• What this task involves
Omit every picture and return the rest of the data unaltered.

• Dataset rows about figures
--- Begin ---

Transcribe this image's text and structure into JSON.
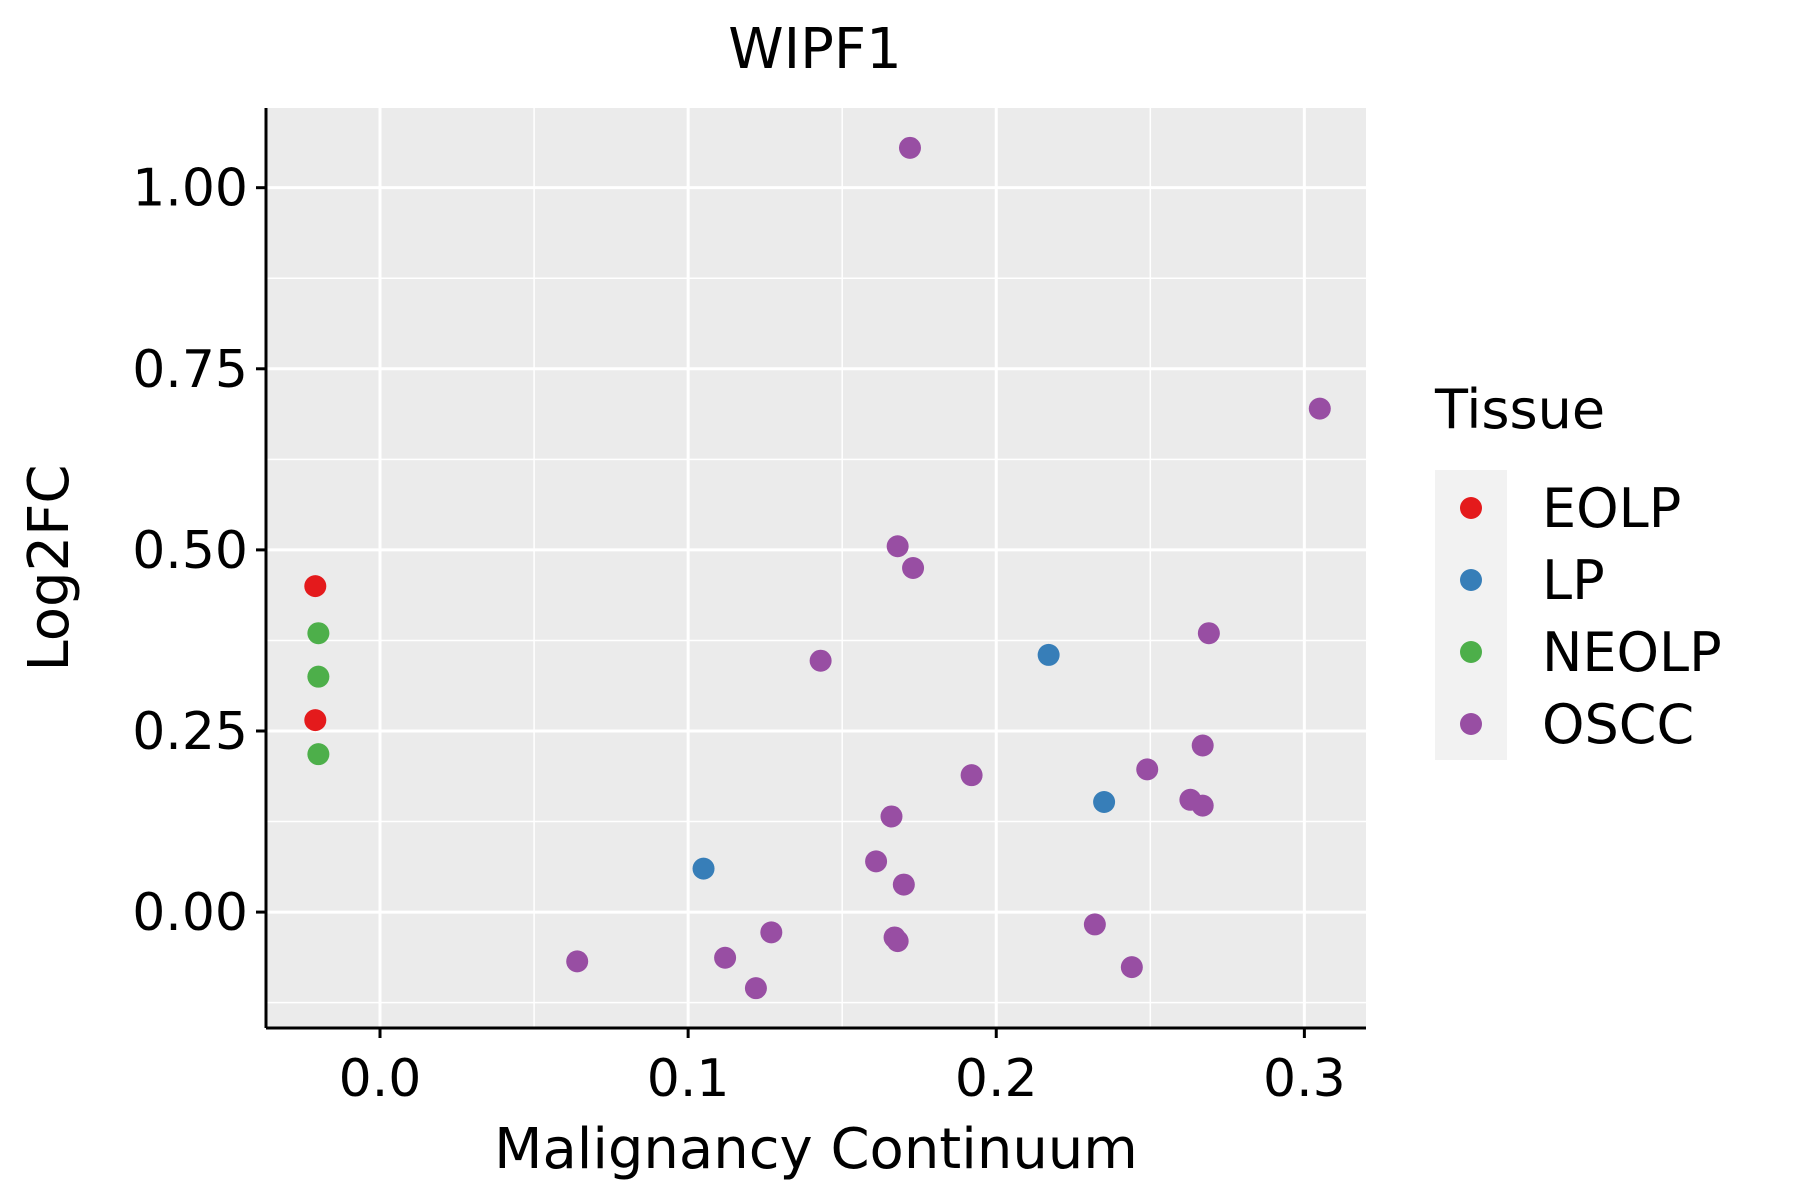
{
  "chart_data": {
    "type": "scatter",
    "title": "WIPF1",
    "xlabel": "Malignancy Continuum",
    "ylabel": "Log2FC",
    "xlim": [
      -0.037,
      0.32
    ],
    "ylim": [
      -0.16,
      1.11
    ],
    "x_ticks": [
      0.0,
      0.1,
      0.2,
      0.3
    ],
    "x_tick_labels": [
      "0.0",
      "0.1",
      "0.2",
      "0.3"
    ],
    "y_ticks": [
      0.0,
      0.25,
      0.5,
      0.75,
      1.0
    ],
    "y_tick_labels": [
      "0.00",
      "0.25",
      "0.50",
      "0.75",
      "1.00"
    ],
    "grid": true,
    "legend": {
      "title": "Tissue",
      "position": "right",
      "entries": [
        "EOLP",
        "LP",
        "NEOLP",
        "OSCC"
      ]
    },
    "colors": {
      "EOLP": "#E41A1C",
      "LP": "#377EB8",
      "NEOLP": "#4DAF4A",
      "OSCC": "#984EA3"
    },
    "series": [
      {
        "name": "EOLP",
        "points": [
          {
            "x": -0.021,
            "y": 0.45
          },
          {
            "x": -0.021,
            "y": 0.265
          }
        ]
      },
      {
        "name": "LP",
        "points": [
          {
            "x": 0.105,
            "y": 0.06
          },
          {
            "x": 0.217,
            "y": 0.355
          },
          {
            "x": 0.235,
            "y": 0.152
          }
        ]
      },
      {
        "name": "NEOLP",
        "points": [
          {
            "x": -0.02,
            "y": 0.385
          },
          {
            "x": -0.02,
            "y": 0.325
          },
          {
            "x": -0.02,
            "y": 0.218
          }
        ]
      },
      {
        "name": "OSCC",
        "points": [
          {
            "x": 0.172,
            "y": 1.055
          },
          {
            "x": 0.305,
            "y": 0.695
          },
          {
            "x": 0.168,
            "y": 0.505
          },
          {
            "x": 0.173,
            "y": 0.475
          },
          {
            "x": 0.143,
            "y": 0.347
          },
          {
            "x": 0.269,
            "y": 0.385
          },
          {
            "x": 0.267,
            "y": 0.23
          },
          {
            "x": 0.249,
            "y": 0.197
          },
          {
            "x": 0.192,
            "y": 0.189
          },
          {
            "x": 0.263,
            "y": 0.155
          },
          {
            "x": 0.267,
            "y": 0.147
          },
          {
            "x": 0.166,
            "y": 0.132
          },
          {
            "x": 0.161,
            "y": 0.07
          },
          {
            "x": 0.17,
            "y": 0.038
          },
          {
            "x": 0.232,
            "y": -0.017
          },
          {
            "x": 0.127,
            "y": -0.028
          },
          {
            "x": 0.167,
            "y": -0.035
          },
          {
            "x": 0.168,
            "y": -0.04
          },
          {
            "x": 0.112,
            "y": -0.063
          },
          {
            "x": 0.064,
            "y": -0.068
          },
          {
            "x": 0.244,
            "y": -0.076
          },
          {
            "x": 0.122,
            "y": -0.105
          }
        ]
      }
    ]
  }
}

--- End ---

• Task output
Transcribe this image's text and structure into JSON.
{
  "chart_data": {
    "type": "scatter",
    "title": "WIPF1",
    "xlabel": "Malignancy Continuum",
    "ylabel": "Log2FC",
    "xlim": [
      -0.037,
      0.32
    ],
    "ylim": [
      -0.16,
      1.11
    ],
    "x_ticks": [
      0.0,
      0.1,
      0.2,
      0.3
    ],
    "x_tick_labels": [
      "0.0",
      "0.1",
      "0.2",
      "0.3"
    ],
    "y_ticks": [
      0.0,
      0.25,
      0.5,
      0.75,
      1.0
    ],
    "y_tick_labels": [
      "0.00",
      "0.25",
      "0.50",
      "0.75",
      "1.00"
    ],
    "grid": true,
    "legend": {
      "title": "Tissue",
      "position": "right",
      "entries": [
        "EOLP",
        "LP",
        "NEOLP",
        "OSCC"
      ]
    },
    "colors": {
      "EOLP": "#E41A1C",
      "LP": "#377EB8",
      "NEOLP": "#4DAF4A",
      "OSCC": "#984EA3"
    },
    "series": [
      {
        "name": "EOLP",
        "points": [
          {
            "x": -0.021,
            "y": 0.45
          },
          {
            "x": -0.021,
            "y": 0.265
          }
        ]
      },
      {
        "name": "LP",
        "points": [
          {
            "x": 0.105,
            "y": 0.06
          },
          {
            "x": 0.217,
            "y": 0.355
          },
          {
            "x": 0.235,
            "y": 0.152
          }
        ]
      },
      {
        "name": "NEOLP",
        "points": [
          {
            "x": -0.02,
            "y": 0.385
          },
          {
            "x": -0.02,
            "y": 0.325
          },
          {
            "x": -0.02,
            "y": 0.218
          }
        ]
      },
      {
        "name": "OSCC",
        "points": [
          {
            "x": 0.172,
            "y": 1.055
          },
          {
            "x": 0.305,
            "y": 0.695
          },
          {
            "x": 0.168,
            "y": 0.505
          },
          {
            "x": 0.173,
            "y": 0.475
          },
          {
            "x": 0.143,
            "y": 0.347
          },
          {
            "x": 0.269,
            "y": 0.385
          },
          {
            "x": 0.267,
            "y": 0.23
          },
          {
            "x": 0.249,
            "y": 0.197
          },
          {
            "x": 0.192,
            "y": 0.189
          },
          {
            "x": 0.263,
            "y": 0.155
          },
          {
            "x": 0.267,
            "y": 0.147
          },
          {
            "x": 0.166,
            "y": 0.132
          },
          {
            "x": 0.161,
            "y": 0.07
          },
          {
            "x": 0.17,
            "y": 0.038
          },
          {
            "x": 0.232,
            "y": -0.017
          },
          {
            "x": 0.127,
            "y": -0.028
          },
          {
            "x": 0.167,
            "y": -0.035
          },
          {
            "x": 0.168,
            "y": -0.04
          },
          {
            "x": 0.112,
            "y": -0.063
          },
          {
            "x": 0.064,
            "y": -0.068
          },
          {
            "x": 0.244,
            "y": -0.076
          },
          {
            "x": 0.122,
            "y": -0.105
          }
        ]
      }
    ]
  }
}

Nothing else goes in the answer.